**Goal**
Give the data below again, word for word.
########################################
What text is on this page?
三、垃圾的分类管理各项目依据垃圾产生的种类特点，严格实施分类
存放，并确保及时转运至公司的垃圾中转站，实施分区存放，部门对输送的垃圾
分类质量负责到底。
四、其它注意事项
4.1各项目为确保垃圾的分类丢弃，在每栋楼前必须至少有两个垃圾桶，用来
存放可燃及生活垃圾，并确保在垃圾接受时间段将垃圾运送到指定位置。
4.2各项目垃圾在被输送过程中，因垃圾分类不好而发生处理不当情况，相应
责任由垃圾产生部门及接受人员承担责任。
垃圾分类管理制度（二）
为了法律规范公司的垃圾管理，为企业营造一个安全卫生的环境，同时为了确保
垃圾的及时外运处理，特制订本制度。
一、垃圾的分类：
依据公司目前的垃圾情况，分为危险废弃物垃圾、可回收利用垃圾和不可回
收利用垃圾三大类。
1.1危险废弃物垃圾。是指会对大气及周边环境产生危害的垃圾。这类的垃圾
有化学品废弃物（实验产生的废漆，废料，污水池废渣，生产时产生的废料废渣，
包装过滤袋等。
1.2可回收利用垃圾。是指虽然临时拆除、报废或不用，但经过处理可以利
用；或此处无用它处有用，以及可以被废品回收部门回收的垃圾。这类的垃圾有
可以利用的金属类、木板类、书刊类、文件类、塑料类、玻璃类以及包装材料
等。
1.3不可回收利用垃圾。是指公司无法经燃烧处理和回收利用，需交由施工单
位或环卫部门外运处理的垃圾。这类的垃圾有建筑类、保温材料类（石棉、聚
########################################
**Answer to this task**
What text is on this page?
三、垃圾的分类管理各项目依据垃圾产生的种类特点，严格实施分类
存放，并确保及时转运至公司的垃圾中转站，实施分区存放，部门对输送的垃圾
分类质量负责到底。
四、其它注意事项
4.1各项目为确保垃圾的分类丢弃，在每栋楼前必须至少有两个垃圾桶，用来
存放可燃及生活垃圾，并确保在垃圾接受时间段将垃圾运送到指定位置。
4.2各项目垃圾在被输送过程中，因垃圾分类不好而发生处理不当情况，相应
责任由垃圾产生部门及接受人员承担责任。
垃圾分类管理制度（二）
为了法律规范公司的垃圾管理，为企业营造一个安全卫生的环境，同时为了确保
垃圾的及时外运处理，特制订本制度。
一、垃圾的分类：
依据公司目前的垃圾情况，分为危险废弃物垃圾、可回收利用垃圾和不可回
收利用垃圾三大类。
1.1危险废弃物垃圾。是指会对大气及周边环境产生危害的垃圾。这类的垃圾
有化学品废弃物（实验产生的废漆，废料，污水池废渣，生产时产生的废料废渣，
包装过滤袋等。
1.2可回收利用垃圾。是指虽然临时拆除、报废或不用，但经过处理可以利
用；或此处无用它处有用，以及可以被废品回收部门回收的垃圾。这类的垃圾有
可以利用的金属类、木板类、书刊类、文件类、塑料类、玻璃类以及包装材料
等。
1.3不可回收利用垃圾。是指公司无法经燃烧处理和回收利用，需交由施工单
位或环卫部门外运处理的垃圾。这类的垃圾有建筑类、保温材料类（石棉、聚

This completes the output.